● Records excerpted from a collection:

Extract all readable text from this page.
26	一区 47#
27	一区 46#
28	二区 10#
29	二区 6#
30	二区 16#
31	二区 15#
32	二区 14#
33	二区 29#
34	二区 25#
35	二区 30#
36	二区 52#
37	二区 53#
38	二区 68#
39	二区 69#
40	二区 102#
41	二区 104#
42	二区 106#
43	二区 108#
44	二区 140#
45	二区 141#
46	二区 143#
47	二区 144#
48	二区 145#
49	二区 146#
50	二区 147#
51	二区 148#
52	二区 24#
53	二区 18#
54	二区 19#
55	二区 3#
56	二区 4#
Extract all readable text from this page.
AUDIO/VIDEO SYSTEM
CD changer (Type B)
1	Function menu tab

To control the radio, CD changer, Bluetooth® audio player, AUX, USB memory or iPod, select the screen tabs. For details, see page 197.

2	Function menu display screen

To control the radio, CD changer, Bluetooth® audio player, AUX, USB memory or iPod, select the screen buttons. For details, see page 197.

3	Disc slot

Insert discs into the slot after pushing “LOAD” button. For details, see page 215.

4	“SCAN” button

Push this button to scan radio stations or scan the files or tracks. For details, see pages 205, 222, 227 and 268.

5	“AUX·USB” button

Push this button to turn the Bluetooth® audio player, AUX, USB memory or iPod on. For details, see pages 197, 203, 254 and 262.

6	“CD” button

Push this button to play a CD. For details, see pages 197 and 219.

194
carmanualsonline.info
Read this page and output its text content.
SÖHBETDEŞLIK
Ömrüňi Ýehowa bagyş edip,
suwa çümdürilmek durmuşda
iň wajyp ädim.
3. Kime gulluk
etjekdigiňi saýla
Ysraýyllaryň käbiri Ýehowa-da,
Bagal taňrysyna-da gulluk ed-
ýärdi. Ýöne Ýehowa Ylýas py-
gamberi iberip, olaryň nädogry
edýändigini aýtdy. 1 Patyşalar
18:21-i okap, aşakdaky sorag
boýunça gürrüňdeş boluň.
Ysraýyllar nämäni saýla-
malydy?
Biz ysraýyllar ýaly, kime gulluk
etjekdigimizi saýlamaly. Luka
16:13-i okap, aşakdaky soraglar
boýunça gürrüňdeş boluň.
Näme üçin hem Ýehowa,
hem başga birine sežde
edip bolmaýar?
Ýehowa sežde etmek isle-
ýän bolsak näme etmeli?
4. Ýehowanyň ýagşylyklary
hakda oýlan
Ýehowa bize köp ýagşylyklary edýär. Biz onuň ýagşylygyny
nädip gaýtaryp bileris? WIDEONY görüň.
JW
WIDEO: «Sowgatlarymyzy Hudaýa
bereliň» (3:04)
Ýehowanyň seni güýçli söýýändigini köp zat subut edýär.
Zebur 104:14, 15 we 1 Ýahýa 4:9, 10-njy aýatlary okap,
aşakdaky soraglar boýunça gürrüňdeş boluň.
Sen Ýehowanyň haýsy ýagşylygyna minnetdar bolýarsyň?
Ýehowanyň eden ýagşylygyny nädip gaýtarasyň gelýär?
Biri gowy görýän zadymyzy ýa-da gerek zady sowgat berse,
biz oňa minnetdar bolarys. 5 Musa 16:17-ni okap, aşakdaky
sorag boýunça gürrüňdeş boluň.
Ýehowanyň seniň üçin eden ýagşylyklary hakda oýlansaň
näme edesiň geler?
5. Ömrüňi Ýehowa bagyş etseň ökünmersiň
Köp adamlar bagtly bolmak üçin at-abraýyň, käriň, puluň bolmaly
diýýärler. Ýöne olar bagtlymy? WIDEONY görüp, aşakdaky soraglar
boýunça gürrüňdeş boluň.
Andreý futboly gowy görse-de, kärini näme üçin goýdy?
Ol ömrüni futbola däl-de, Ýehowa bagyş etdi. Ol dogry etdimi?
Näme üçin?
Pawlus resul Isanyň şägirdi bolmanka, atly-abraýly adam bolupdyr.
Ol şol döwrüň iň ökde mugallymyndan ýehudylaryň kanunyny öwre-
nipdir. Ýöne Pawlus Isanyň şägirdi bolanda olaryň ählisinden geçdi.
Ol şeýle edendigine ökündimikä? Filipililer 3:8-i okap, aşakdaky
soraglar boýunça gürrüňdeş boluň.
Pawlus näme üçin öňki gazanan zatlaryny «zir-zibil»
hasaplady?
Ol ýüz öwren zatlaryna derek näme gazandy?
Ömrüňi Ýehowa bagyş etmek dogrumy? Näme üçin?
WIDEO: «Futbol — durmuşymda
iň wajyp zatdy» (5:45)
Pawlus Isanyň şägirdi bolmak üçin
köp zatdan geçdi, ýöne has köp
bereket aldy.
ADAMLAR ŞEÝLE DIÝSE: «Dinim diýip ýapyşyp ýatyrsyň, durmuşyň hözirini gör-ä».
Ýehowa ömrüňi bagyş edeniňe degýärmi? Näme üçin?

● GIVEN EXERCISE:
Report each line in the data that holds the word "Ýehowanyň".

● RESPONSE FOR THIS EXERCISE:
4. Ýehowanyň ýagşylyklary
Ýehowanyň seni güýçli söýýändigini köp zat subut edýär.
Sen Ýehowanyň haýsy ýagşylygyna minnetdar bolýarsyň?
Ýehowanyň eden ýagşylygyny nädip gaýtarasyň gelýär?
Ýehowanyň seniň üçin eden ýagşylyklary hakda oýlansaň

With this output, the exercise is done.